### Instructions for the task
Look below and pull out each line with the word "source".

### Items listed in a dataset
────────────────────
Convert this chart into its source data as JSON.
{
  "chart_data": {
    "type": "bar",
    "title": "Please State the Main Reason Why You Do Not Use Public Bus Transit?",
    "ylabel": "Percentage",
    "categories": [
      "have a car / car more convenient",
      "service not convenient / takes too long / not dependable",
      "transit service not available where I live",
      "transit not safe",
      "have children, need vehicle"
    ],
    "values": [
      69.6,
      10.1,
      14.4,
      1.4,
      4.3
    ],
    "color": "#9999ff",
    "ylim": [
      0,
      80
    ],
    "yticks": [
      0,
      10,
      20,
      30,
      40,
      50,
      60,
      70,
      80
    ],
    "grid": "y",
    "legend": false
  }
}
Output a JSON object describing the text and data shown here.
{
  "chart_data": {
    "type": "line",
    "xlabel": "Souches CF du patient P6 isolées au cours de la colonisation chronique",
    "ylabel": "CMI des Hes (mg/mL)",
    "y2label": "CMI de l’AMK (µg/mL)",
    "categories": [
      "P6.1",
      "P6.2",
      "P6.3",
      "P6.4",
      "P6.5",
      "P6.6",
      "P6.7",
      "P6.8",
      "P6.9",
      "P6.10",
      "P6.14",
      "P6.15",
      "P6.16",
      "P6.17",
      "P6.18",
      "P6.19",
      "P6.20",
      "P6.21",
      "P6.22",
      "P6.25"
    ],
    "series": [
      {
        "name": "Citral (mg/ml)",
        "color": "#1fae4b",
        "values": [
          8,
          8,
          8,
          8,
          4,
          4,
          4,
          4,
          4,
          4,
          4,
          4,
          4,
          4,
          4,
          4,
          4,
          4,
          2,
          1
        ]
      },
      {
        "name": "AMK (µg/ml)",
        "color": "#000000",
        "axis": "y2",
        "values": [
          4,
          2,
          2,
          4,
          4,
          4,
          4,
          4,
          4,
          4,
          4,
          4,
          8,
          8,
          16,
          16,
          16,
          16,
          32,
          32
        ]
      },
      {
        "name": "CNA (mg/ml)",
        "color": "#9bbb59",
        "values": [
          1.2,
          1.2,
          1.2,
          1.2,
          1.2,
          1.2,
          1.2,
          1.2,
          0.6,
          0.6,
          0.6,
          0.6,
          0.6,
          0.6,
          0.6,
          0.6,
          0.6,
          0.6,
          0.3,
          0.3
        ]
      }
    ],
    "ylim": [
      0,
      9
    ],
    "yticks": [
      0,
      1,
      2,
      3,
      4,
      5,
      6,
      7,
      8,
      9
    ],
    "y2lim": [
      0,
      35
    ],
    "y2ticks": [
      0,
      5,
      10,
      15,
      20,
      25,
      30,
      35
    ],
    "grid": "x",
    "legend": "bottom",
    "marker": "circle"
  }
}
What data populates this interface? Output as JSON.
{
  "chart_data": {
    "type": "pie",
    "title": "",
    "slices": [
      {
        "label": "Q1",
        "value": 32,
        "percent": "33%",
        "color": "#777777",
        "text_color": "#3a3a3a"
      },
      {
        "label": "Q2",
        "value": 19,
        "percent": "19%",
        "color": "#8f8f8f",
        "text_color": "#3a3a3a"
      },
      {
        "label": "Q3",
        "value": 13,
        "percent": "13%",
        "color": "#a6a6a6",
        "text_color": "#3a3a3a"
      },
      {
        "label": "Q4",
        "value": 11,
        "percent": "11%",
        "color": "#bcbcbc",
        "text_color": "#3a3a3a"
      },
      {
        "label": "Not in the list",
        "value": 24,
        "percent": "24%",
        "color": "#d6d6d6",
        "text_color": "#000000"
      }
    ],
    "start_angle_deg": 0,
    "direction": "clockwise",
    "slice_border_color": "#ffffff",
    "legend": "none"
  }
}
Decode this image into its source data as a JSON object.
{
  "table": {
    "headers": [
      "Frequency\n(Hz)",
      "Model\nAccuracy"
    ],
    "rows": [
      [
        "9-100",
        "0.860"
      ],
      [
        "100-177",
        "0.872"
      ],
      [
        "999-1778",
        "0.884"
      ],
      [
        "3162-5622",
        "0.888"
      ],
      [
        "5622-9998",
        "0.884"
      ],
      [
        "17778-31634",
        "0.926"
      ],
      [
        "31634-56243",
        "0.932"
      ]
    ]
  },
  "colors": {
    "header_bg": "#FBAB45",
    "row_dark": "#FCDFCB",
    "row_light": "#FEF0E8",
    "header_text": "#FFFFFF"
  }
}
────────────────────
### Complete response
Convert this chart into its source data as JSON.
Decode this image into its source data as a JSON object.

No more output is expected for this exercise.